- **Instructions for the task**: Look through the listing and locate every line containing the word "this"; copy those lines.

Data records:

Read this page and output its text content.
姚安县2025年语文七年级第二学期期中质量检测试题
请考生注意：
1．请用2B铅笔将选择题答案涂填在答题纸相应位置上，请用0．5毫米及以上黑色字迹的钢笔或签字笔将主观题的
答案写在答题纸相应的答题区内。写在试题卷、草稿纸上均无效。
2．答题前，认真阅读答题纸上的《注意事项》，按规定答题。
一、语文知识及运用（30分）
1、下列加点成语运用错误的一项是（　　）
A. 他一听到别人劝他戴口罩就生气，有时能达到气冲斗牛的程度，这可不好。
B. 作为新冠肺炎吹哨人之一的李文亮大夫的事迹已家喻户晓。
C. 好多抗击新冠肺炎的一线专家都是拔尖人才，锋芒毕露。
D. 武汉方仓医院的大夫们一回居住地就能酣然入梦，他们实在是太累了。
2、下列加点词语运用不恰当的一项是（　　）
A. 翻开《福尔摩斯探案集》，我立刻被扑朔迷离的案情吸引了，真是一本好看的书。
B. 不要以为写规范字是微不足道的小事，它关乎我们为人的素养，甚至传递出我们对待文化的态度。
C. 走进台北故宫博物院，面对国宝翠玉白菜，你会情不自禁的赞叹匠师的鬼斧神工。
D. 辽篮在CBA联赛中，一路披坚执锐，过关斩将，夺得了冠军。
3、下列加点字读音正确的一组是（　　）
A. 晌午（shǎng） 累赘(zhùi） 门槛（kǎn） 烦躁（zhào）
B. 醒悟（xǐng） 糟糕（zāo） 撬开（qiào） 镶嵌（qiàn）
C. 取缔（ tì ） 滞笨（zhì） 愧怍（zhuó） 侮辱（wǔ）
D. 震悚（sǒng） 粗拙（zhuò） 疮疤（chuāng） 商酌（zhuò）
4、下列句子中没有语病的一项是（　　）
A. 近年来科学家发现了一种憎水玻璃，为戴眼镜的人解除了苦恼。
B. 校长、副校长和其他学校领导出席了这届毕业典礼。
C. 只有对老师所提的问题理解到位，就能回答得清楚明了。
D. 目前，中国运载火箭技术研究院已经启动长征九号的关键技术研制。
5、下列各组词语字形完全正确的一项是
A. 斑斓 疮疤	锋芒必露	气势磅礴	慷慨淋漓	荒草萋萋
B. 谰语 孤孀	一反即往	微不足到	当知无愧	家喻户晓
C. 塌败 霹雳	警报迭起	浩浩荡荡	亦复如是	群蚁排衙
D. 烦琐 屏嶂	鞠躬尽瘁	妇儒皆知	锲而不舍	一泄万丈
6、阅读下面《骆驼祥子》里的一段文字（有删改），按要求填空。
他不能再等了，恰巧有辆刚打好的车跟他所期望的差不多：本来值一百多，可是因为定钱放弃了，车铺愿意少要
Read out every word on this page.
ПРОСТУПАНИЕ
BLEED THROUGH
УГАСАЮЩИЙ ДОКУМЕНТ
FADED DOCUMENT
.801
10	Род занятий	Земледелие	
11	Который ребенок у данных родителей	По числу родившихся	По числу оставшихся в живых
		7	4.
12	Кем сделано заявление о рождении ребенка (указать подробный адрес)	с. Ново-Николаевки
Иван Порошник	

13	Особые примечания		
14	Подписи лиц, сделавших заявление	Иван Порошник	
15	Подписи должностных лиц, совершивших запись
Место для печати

- **Written solution**:
Read this page and output its text content.
Read out every word on this page.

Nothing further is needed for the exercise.